[Dataset excerpts]
· · · ·
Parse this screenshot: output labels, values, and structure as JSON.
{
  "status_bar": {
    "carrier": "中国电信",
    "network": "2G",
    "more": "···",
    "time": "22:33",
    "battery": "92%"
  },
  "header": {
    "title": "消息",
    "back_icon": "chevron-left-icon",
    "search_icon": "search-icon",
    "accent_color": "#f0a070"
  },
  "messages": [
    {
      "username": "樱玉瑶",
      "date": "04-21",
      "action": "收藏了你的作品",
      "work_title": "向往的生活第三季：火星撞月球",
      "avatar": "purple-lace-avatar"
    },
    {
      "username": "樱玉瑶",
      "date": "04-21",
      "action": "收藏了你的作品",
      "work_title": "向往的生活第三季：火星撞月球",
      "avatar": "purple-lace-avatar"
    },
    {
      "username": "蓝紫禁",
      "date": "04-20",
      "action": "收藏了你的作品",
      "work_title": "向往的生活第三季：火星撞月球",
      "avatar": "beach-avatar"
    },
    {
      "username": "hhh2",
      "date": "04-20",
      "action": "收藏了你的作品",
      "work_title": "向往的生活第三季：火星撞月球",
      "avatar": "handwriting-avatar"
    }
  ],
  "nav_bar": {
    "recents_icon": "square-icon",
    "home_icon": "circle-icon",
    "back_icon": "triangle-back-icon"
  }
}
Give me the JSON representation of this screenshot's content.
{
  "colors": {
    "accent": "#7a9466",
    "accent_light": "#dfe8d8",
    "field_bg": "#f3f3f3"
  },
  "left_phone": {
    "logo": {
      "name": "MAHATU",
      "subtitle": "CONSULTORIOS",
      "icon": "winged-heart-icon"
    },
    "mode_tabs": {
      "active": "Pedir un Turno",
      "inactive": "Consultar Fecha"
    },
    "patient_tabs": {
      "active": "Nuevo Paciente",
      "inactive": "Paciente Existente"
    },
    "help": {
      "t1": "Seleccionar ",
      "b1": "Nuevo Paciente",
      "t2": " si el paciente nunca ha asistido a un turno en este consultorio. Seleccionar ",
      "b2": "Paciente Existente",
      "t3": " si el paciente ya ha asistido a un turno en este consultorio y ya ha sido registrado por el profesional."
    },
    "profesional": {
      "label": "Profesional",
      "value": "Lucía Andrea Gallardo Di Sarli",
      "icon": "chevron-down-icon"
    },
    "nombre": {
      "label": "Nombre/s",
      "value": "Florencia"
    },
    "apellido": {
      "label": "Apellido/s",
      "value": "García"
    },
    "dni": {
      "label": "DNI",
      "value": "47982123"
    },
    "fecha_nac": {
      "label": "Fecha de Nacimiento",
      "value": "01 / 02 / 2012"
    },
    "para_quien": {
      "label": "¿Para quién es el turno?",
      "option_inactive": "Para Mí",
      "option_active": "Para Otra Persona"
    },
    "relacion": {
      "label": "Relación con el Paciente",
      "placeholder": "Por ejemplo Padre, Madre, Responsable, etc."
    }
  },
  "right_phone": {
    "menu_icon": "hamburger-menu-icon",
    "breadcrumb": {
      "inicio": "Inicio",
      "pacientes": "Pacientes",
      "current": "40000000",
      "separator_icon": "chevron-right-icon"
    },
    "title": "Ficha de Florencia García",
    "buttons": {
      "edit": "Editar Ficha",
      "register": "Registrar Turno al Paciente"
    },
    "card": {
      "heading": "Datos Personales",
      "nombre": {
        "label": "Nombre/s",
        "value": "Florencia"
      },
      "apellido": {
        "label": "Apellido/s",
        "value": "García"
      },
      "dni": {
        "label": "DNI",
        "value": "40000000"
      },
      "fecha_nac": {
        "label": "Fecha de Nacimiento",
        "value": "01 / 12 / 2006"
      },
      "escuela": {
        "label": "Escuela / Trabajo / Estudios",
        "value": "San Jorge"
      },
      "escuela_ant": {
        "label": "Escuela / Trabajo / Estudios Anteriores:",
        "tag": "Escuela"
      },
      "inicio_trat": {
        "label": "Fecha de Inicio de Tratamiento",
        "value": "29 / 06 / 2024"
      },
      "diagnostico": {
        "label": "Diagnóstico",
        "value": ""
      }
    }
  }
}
· · · ·
### Task to complete
In the entries above, count each line holding "Seleccionar" and report the total and nothing more.

### Finished exercise
2